**** The records ****
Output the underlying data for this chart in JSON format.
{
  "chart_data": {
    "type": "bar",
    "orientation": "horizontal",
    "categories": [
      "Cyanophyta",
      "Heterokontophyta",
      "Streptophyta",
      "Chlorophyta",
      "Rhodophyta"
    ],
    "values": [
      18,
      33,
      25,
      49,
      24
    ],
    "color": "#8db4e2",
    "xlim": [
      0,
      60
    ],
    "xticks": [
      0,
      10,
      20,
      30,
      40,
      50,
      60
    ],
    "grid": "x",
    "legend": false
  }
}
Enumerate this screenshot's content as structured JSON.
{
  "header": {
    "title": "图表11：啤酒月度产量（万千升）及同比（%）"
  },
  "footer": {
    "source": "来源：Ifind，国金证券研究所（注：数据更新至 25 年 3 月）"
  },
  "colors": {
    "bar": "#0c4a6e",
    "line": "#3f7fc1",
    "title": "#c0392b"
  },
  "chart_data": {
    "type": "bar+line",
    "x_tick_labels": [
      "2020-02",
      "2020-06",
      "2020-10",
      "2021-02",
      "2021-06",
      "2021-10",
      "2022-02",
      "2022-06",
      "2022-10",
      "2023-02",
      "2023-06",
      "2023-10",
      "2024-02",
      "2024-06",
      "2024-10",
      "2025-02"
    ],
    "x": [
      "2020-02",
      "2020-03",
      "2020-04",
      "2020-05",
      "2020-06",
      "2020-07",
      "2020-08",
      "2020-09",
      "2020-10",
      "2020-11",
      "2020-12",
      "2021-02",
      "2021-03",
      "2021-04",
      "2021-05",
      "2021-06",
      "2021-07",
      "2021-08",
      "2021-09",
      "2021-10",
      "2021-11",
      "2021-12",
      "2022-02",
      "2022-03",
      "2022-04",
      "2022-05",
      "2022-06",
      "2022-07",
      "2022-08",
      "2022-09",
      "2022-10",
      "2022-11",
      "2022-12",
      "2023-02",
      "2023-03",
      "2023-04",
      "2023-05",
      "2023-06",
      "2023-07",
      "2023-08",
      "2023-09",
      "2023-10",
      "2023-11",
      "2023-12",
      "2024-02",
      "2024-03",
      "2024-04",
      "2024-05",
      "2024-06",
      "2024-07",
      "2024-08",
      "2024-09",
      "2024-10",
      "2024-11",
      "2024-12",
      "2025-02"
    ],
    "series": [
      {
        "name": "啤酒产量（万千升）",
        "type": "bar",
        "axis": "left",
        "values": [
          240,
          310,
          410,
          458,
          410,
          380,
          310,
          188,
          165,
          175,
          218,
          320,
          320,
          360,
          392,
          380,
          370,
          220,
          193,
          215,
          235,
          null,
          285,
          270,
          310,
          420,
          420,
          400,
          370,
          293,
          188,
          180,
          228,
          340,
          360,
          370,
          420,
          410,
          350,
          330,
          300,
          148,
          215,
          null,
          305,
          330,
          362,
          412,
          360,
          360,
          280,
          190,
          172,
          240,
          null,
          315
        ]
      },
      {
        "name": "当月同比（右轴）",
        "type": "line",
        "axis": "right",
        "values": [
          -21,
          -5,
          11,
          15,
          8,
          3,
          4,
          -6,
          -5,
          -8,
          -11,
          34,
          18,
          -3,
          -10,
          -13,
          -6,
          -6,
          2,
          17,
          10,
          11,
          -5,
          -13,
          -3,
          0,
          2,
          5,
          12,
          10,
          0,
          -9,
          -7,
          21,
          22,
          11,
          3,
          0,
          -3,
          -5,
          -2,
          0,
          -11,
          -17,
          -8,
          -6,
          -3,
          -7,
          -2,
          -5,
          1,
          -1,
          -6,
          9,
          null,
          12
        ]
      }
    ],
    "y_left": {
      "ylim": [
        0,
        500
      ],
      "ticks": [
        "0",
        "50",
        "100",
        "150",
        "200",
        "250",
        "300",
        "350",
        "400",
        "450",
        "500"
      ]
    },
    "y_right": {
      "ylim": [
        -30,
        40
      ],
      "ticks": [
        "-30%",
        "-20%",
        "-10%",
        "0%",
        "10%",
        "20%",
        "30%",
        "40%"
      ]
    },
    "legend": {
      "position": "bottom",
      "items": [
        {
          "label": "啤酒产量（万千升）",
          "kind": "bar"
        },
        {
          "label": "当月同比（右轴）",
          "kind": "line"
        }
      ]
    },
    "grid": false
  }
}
****
◆ **Exercise brief**: Check each line of the data above for the string "JSON", then report how many lines have it, with no other words.

◆ **Task answer**: 2